» Written request: Copy out each line that includes the word "label".

--- START Given data ---

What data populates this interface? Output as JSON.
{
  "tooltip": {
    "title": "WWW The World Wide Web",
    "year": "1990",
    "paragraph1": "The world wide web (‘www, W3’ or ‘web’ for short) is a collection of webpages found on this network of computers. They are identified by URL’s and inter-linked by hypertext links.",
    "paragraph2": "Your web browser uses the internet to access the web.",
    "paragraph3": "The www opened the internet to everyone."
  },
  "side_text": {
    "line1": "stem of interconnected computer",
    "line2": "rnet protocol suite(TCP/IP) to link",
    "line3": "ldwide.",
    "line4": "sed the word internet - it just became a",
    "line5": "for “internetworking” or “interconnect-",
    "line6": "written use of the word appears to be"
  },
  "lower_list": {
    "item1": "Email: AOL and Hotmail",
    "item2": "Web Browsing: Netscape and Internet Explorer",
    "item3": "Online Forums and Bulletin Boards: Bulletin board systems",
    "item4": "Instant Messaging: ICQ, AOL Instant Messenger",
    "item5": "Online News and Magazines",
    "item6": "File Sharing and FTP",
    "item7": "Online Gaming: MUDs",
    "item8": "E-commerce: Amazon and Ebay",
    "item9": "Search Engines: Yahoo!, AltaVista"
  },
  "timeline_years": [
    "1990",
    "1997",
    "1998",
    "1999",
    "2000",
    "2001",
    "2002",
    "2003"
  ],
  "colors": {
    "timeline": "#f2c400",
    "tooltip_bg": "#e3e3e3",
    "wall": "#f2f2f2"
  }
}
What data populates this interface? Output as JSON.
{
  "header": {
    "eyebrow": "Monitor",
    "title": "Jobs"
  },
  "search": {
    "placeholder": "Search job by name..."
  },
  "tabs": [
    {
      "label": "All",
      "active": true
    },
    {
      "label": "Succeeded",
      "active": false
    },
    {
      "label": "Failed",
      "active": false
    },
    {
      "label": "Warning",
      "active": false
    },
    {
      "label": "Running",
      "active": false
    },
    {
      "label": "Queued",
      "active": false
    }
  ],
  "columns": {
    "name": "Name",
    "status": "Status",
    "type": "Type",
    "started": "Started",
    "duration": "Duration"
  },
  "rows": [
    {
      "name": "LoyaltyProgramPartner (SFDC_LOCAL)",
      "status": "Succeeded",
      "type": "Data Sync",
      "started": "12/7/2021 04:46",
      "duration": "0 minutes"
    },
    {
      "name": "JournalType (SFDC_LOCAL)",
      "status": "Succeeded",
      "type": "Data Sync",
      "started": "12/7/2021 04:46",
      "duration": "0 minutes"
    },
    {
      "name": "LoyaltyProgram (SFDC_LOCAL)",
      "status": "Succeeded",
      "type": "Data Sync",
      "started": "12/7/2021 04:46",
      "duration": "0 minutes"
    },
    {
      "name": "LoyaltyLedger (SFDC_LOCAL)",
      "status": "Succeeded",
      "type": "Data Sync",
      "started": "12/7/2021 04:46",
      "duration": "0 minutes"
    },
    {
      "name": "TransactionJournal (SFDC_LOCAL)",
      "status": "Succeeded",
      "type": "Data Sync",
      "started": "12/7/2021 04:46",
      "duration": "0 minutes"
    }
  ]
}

--- END Given data ---

» Expected answer:
      "label": "All",
      "label": "Succeeded",
      "label": "Failed",
      "label": "Warning",
      "label": "Running",
      "label": "Queued",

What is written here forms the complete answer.